*WORK TO COMPLETE*
Say how many lines include the word "bottom". Reply with nothing but the number.

[Collection entries]
>> BEGIN
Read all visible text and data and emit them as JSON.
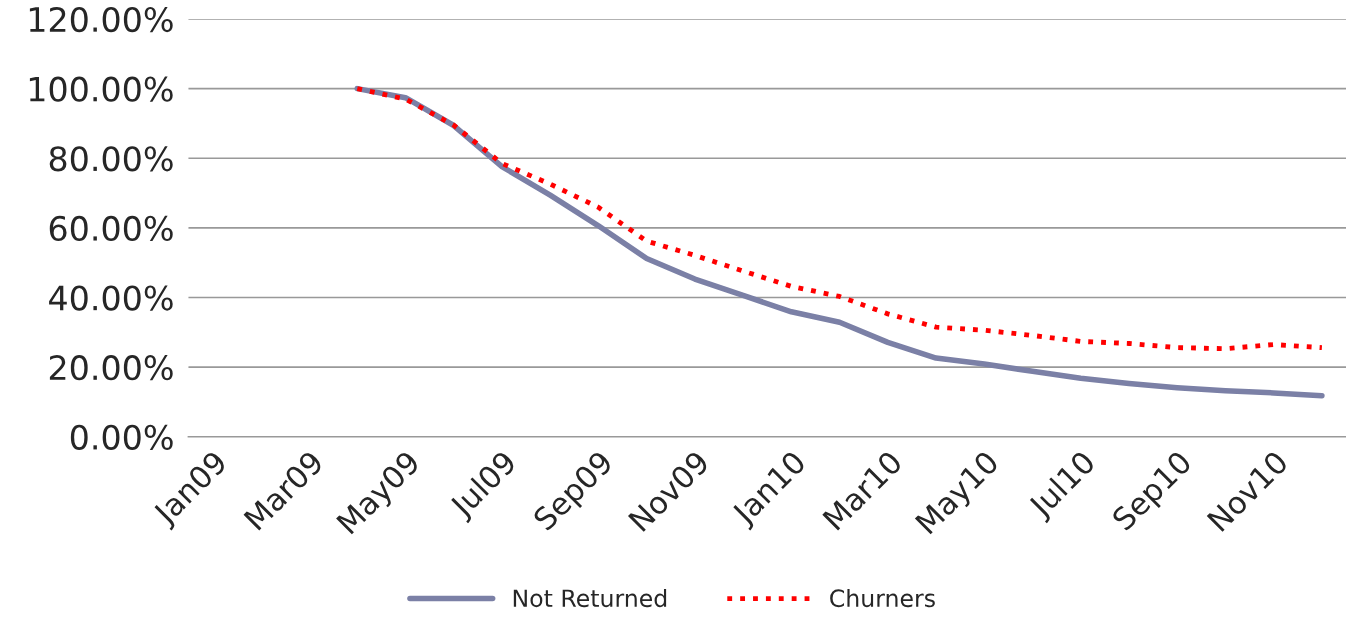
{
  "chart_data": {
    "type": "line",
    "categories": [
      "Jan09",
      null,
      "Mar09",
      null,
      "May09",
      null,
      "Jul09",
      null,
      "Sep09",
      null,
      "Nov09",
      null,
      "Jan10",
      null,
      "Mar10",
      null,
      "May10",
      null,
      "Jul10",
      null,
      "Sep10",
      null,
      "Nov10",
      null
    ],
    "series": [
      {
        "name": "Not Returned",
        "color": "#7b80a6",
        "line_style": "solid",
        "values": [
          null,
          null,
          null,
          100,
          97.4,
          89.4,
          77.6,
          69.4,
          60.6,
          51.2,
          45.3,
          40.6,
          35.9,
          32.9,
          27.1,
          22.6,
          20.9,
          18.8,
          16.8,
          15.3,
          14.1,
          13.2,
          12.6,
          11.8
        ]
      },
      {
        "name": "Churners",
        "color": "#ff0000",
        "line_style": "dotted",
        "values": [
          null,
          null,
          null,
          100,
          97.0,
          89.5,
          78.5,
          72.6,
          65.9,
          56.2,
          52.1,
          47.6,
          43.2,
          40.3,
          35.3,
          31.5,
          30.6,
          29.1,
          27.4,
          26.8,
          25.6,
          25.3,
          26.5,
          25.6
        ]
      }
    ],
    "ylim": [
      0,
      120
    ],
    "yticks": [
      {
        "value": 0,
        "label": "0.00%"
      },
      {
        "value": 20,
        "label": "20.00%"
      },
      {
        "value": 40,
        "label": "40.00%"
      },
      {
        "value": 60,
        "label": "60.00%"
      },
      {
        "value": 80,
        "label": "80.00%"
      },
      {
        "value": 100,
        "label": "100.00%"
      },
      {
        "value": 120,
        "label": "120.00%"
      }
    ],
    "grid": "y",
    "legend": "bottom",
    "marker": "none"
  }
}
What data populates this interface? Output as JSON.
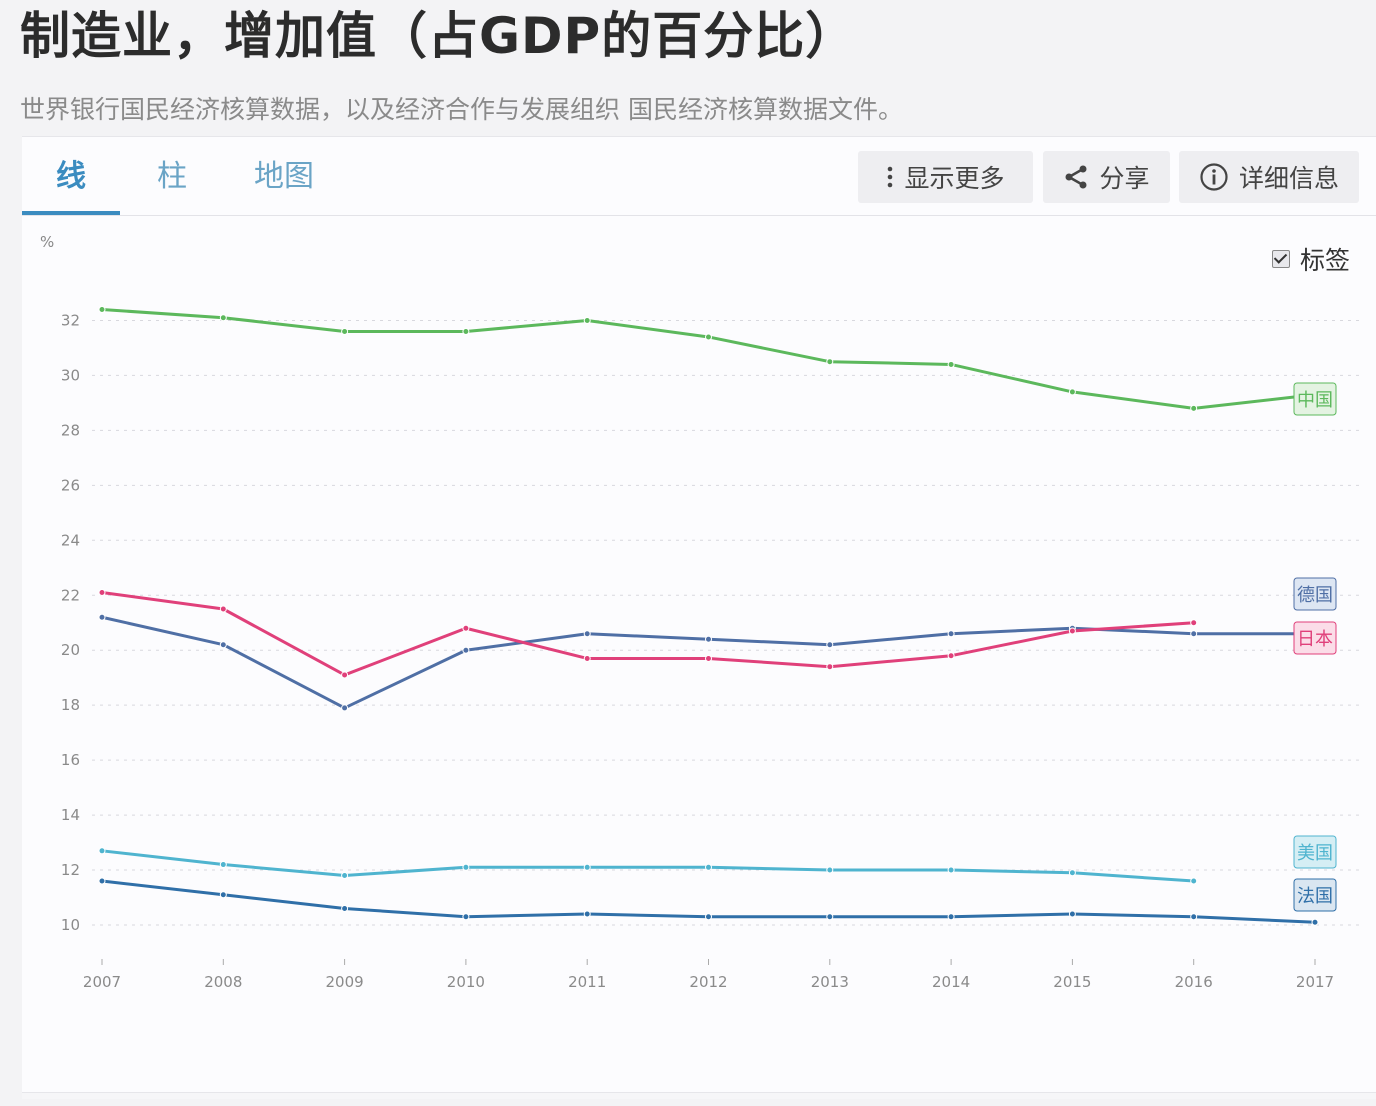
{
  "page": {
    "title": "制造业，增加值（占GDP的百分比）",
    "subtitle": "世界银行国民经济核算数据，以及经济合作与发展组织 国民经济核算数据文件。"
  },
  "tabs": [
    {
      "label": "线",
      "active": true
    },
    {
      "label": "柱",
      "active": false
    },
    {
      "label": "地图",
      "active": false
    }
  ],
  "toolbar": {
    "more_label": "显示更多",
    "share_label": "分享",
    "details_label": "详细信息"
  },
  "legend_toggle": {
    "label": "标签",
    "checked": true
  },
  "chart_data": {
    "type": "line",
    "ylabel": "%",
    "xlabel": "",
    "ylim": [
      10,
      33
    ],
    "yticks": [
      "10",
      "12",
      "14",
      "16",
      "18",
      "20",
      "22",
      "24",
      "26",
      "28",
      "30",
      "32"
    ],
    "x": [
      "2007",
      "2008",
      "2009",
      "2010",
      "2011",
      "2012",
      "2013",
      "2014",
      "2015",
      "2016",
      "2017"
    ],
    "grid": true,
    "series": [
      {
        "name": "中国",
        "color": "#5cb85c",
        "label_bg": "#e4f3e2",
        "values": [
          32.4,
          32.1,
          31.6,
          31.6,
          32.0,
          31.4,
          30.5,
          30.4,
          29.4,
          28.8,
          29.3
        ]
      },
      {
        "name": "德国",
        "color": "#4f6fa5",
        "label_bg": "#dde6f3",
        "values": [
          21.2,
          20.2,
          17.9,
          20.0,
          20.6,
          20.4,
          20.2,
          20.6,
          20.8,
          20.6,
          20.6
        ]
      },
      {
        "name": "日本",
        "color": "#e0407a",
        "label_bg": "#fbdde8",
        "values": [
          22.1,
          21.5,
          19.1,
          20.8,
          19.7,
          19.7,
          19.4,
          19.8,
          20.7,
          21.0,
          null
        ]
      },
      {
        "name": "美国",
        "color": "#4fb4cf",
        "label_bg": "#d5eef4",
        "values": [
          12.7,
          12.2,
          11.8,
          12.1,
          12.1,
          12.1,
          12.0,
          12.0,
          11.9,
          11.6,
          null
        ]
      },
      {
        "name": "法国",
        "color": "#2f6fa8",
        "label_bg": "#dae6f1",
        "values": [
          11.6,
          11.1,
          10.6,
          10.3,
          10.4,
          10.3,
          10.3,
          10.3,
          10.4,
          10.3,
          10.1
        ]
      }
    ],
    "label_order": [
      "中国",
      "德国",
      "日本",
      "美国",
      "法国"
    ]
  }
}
>> END
>> BEGIN
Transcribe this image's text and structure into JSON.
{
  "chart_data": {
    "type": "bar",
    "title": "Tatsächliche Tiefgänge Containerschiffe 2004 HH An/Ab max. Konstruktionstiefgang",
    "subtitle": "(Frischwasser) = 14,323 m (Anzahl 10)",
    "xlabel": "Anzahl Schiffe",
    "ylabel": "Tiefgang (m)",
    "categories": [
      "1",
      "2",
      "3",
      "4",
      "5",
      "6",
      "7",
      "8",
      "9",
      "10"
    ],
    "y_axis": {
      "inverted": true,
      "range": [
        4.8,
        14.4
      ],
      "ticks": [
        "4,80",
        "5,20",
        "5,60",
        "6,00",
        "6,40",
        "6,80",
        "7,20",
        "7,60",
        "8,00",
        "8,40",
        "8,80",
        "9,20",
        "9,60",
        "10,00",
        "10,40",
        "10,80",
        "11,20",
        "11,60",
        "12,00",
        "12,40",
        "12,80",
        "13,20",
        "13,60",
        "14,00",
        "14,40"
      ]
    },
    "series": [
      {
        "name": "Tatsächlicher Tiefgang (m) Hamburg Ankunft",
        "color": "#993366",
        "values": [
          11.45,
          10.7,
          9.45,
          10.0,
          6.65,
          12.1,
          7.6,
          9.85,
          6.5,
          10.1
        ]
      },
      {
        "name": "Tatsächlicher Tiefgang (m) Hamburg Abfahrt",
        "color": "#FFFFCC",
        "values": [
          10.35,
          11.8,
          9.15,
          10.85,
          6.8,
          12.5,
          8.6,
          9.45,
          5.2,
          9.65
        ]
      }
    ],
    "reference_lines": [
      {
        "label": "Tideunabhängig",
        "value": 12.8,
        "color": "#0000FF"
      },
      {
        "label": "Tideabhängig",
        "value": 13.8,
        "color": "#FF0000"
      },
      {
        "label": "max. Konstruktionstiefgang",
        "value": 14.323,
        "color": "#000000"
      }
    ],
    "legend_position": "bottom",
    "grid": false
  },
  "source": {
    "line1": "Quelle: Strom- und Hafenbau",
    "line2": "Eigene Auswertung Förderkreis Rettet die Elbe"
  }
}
>> END
>> BEGIN
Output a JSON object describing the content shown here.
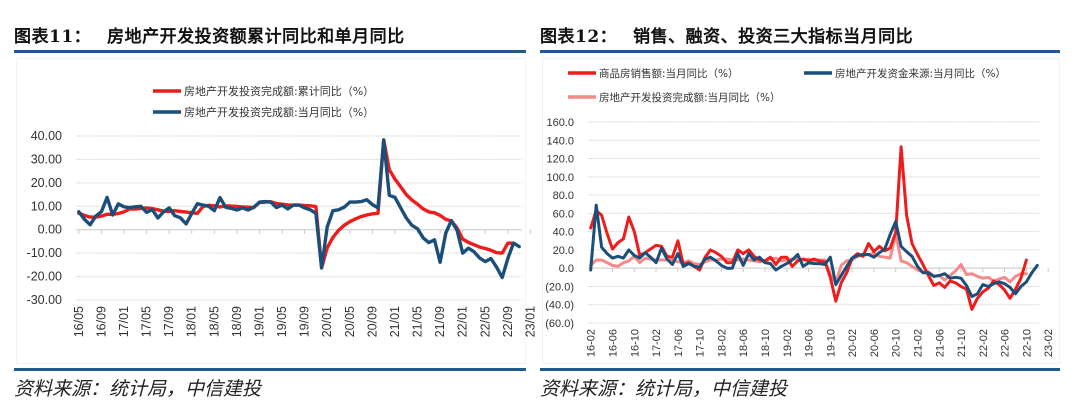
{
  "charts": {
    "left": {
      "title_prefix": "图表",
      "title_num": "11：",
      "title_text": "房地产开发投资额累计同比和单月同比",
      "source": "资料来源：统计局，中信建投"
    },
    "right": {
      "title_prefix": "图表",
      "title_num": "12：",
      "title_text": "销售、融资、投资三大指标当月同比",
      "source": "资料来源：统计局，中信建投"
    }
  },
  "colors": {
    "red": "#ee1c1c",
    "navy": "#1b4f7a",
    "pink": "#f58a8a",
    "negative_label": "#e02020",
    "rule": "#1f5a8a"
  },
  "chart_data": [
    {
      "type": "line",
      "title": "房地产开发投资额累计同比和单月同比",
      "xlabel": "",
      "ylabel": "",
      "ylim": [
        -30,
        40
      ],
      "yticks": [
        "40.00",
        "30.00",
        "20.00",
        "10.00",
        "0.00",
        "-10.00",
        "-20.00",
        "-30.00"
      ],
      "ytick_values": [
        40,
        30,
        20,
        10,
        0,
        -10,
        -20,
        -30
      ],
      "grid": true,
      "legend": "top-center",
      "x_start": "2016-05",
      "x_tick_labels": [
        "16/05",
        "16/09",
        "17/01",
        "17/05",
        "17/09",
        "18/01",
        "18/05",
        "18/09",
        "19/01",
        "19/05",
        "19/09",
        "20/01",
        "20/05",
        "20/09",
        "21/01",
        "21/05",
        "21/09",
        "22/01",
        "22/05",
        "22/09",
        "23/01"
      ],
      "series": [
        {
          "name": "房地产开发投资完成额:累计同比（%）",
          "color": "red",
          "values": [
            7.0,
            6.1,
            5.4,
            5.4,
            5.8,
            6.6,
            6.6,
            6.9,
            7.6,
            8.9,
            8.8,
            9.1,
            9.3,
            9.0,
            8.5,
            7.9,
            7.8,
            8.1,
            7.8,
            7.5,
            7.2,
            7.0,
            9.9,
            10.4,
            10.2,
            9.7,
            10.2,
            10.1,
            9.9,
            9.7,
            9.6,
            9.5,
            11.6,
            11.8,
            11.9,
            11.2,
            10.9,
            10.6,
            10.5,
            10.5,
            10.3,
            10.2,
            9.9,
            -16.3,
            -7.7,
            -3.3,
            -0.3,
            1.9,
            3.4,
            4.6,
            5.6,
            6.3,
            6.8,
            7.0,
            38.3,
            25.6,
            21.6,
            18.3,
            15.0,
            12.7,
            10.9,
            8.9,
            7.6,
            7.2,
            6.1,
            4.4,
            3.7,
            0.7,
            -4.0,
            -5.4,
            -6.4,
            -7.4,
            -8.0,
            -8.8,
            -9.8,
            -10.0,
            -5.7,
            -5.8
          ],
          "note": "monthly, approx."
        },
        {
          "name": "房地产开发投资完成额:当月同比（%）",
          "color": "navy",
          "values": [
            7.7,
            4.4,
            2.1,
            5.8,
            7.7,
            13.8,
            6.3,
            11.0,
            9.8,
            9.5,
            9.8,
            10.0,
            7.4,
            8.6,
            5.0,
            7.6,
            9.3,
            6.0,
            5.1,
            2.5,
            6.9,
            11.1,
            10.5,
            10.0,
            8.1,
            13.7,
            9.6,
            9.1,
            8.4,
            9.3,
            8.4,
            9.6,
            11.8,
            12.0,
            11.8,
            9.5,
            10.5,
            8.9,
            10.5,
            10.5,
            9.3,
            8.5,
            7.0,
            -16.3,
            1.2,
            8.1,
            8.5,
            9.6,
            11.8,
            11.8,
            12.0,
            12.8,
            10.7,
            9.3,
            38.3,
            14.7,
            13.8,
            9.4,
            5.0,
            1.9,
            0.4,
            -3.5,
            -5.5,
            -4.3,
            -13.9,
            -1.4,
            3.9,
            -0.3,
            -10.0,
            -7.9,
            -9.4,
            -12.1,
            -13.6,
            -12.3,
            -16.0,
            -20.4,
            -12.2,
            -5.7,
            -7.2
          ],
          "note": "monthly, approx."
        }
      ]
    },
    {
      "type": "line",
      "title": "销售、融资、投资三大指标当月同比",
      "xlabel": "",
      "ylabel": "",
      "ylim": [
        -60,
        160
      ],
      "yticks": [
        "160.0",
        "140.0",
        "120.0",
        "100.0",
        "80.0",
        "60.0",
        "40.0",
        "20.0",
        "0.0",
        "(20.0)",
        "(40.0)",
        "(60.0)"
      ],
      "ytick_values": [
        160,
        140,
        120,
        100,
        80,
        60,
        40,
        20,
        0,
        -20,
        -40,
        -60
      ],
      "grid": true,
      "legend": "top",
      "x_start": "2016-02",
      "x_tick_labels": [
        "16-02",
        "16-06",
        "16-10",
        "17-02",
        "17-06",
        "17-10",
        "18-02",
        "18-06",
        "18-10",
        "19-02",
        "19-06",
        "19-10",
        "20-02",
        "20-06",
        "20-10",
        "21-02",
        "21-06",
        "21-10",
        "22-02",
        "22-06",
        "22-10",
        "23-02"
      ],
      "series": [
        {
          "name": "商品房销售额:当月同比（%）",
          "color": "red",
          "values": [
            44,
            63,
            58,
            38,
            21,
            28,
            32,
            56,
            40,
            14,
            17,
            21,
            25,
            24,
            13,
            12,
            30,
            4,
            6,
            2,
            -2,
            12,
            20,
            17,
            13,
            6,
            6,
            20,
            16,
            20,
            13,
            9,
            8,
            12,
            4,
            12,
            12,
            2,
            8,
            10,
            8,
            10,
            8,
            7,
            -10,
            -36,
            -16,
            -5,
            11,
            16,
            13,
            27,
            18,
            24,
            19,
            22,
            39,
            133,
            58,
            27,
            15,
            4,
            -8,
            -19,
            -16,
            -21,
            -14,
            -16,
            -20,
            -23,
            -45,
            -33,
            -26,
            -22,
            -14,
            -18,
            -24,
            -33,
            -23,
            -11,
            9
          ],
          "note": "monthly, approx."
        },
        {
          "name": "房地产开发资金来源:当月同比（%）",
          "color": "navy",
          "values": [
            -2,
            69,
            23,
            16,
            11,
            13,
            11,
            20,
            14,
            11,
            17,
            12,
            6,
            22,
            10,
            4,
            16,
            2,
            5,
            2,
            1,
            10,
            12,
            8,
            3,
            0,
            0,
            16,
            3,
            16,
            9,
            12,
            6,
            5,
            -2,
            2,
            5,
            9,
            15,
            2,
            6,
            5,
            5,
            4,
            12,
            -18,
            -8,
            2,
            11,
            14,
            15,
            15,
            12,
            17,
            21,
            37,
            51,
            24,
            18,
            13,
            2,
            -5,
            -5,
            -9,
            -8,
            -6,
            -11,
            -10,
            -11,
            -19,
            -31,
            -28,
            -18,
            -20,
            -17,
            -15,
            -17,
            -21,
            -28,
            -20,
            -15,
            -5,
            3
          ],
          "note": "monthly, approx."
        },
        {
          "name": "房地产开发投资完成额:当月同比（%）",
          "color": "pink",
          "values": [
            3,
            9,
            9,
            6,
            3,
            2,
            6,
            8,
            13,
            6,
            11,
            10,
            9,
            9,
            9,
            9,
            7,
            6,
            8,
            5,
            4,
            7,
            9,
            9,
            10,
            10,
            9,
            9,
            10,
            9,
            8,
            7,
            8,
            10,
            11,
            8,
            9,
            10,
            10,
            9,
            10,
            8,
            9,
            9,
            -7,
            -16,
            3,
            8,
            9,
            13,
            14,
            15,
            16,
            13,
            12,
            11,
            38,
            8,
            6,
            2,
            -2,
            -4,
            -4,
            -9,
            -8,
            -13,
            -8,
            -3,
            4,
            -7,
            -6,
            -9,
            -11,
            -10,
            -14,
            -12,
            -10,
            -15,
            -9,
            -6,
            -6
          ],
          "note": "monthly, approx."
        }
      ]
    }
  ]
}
>> END
*RIGHT ANSWER*
2